» **Stated problem**: Within the material below, find each line bearing the word "Biological" and present it.

» **Provided information**:
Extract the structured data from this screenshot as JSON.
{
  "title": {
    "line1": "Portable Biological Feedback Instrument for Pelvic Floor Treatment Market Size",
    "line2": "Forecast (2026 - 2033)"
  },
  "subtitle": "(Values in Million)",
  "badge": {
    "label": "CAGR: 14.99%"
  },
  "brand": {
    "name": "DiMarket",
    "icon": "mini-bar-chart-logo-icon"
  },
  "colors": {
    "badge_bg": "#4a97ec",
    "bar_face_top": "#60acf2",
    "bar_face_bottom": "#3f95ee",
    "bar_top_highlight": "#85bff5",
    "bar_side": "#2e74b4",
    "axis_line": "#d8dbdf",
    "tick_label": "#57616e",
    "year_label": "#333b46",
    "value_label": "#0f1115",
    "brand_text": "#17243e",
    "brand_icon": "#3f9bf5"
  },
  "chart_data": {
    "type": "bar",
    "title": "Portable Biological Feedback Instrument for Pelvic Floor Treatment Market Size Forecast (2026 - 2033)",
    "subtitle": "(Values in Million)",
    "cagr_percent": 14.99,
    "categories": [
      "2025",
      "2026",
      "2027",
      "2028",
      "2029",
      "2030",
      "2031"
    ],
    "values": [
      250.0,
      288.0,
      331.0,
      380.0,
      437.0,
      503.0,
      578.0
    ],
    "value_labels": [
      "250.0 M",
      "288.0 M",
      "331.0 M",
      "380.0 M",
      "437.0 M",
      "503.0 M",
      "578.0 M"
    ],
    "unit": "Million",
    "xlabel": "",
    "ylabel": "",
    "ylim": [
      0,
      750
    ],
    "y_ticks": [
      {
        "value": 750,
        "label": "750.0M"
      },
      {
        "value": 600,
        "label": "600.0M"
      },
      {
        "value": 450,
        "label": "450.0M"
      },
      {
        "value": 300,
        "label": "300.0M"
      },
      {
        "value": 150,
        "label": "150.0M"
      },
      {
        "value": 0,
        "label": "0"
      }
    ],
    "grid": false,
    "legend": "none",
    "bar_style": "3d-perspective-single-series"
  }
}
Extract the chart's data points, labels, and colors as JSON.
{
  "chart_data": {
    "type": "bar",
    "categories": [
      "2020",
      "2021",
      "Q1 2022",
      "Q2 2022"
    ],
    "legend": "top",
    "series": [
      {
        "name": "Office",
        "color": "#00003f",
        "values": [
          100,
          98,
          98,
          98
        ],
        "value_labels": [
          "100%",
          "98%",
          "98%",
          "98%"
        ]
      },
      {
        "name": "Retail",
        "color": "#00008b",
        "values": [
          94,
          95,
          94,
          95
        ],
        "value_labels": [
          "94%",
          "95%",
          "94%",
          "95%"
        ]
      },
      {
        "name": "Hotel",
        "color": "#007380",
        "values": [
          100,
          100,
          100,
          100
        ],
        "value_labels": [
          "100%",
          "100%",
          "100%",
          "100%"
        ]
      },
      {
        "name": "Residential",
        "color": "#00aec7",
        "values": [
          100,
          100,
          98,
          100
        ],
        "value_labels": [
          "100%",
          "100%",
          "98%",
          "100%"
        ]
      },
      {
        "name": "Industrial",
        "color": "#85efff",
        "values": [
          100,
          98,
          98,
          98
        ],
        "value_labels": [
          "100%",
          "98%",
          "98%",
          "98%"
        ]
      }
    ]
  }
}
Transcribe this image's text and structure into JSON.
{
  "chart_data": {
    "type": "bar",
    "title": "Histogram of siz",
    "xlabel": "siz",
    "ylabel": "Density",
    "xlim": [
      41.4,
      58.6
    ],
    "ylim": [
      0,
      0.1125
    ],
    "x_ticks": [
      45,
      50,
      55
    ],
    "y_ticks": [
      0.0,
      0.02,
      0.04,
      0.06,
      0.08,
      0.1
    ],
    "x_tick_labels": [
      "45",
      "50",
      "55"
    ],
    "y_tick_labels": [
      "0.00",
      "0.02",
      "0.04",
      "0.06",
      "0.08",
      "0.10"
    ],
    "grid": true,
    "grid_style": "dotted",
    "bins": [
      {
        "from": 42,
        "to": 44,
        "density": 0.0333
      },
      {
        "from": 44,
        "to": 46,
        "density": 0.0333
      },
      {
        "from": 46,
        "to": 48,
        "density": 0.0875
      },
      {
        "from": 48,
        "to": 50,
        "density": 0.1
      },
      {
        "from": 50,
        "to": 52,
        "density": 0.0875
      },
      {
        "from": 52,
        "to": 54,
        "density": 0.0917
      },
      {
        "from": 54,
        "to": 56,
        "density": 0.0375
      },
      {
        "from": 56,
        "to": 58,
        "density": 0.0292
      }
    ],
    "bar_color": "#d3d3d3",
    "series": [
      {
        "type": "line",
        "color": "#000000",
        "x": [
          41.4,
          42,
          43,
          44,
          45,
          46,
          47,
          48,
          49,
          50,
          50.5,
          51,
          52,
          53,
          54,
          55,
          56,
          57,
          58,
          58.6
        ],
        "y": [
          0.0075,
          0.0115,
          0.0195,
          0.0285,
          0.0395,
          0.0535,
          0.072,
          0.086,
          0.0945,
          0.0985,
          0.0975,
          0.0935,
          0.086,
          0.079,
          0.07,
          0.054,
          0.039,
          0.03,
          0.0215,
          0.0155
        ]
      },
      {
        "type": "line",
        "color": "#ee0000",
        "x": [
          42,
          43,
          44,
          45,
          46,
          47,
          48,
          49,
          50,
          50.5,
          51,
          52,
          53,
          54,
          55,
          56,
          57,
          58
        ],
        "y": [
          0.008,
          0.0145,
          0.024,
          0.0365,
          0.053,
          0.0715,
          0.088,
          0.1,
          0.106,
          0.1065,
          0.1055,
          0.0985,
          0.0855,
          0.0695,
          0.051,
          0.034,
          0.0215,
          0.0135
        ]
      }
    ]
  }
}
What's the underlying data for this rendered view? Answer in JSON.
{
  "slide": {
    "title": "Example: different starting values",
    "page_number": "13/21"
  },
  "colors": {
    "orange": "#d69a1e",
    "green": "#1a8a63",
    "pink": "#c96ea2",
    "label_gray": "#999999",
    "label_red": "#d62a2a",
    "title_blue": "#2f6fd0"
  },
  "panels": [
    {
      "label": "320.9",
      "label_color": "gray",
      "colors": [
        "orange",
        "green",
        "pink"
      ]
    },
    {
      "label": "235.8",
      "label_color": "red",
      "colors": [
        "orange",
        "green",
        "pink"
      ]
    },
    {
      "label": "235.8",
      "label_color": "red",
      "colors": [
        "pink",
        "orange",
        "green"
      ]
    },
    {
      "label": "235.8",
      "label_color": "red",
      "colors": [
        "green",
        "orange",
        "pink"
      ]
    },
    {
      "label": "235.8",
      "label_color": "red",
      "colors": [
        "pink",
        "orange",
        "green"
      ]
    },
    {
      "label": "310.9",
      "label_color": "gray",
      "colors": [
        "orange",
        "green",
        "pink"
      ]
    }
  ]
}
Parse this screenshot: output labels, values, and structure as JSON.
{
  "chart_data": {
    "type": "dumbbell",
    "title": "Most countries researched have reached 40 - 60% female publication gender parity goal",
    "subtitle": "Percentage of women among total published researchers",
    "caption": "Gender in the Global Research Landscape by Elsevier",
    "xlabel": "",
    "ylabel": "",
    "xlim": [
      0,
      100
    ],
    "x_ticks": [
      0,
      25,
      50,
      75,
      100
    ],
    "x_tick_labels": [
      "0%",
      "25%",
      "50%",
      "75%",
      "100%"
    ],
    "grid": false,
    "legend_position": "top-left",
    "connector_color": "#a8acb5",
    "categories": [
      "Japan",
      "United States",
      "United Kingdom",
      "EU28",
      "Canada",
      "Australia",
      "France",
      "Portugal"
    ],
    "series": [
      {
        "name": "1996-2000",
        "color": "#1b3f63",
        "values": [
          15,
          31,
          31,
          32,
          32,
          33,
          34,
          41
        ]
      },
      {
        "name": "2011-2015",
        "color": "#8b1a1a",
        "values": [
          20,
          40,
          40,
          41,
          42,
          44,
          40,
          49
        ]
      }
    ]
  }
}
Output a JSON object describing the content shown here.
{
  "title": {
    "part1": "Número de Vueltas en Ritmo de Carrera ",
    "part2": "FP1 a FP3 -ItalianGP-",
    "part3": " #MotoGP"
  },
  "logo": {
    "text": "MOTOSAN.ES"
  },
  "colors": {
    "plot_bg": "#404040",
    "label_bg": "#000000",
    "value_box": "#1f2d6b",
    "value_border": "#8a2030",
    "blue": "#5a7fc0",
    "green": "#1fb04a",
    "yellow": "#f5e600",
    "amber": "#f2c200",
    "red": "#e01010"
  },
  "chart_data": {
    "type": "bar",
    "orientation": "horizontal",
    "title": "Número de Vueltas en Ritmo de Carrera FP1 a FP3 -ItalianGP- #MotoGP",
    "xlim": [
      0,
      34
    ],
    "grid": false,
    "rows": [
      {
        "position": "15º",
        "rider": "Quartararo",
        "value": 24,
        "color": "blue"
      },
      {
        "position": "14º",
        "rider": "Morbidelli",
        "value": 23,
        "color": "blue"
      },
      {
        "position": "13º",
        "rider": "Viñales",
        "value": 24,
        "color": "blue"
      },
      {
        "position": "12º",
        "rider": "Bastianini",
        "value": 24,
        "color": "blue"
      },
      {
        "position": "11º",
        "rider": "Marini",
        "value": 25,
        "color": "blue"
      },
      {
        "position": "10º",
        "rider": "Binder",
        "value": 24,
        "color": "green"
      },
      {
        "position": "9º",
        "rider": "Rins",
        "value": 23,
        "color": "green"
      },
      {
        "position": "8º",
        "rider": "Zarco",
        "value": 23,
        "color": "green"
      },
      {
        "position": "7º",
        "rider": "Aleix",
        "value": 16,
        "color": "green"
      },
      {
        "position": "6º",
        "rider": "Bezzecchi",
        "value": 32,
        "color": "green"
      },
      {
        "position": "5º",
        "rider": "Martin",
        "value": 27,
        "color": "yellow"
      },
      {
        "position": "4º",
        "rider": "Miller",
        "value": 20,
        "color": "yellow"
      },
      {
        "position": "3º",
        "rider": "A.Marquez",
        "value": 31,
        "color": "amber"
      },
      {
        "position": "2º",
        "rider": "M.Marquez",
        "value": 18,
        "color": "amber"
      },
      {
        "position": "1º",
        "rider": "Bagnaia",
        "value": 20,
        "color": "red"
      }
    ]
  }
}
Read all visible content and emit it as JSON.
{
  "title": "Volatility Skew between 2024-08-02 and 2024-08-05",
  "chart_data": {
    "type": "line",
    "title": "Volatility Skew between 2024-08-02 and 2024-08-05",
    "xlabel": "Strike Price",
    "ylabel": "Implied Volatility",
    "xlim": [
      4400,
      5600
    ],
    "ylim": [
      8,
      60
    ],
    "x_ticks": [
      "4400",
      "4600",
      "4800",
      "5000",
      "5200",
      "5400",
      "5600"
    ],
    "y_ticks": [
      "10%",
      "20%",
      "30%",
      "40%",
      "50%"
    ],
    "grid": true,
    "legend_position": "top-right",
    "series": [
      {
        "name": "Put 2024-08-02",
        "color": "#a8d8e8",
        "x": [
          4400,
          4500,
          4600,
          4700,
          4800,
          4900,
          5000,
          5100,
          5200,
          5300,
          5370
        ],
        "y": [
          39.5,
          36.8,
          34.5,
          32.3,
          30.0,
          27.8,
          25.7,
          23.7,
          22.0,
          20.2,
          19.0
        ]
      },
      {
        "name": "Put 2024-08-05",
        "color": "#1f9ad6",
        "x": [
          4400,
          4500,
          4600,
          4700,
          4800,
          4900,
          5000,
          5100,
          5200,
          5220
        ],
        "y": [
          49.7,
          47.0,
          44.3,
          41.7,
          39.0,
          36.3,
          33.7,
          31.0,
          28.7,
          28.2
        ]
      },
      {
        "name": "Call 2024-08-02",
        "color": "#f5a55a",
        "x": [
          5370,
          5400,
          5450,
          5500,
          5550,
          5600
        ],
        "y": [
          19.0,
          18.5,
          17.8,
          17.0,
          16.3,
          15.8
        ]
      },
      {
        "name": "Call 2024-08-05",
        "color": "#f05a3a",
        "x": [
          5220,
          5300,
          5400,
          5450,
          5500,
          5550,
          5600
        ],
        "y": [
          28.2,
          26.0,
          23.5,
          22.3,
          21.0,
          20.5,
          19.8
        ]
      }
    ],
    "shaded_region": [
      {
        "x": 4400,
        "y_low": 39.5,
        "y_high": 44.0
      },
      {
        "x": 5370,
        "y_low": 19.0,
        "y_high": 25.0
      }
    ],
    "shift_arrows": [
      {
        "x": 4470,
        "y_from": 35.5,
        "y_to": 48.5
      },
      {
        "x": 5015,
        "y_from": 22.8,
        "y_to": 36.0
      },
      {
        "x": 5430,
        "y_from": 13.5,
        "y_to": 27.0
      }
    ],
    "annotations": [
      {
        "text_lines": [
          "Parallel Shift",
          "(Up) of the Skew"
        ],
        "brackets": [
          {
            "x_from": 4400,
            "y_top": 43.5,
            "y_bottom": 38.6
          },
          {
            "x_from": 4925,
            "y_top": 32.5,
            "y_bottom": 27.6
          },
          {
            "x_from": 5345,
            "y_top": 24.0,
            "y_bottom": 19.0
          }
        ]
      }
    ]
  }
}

» **Response below**:
    "line1": "Portable Biological Feedback Instrument for Pelvic Floor Treatment Market Size",
    "title": "Portable Biological Feedback Instrument for Pelvic Floor Treatment Market Size Forecast (2026 - 2033)",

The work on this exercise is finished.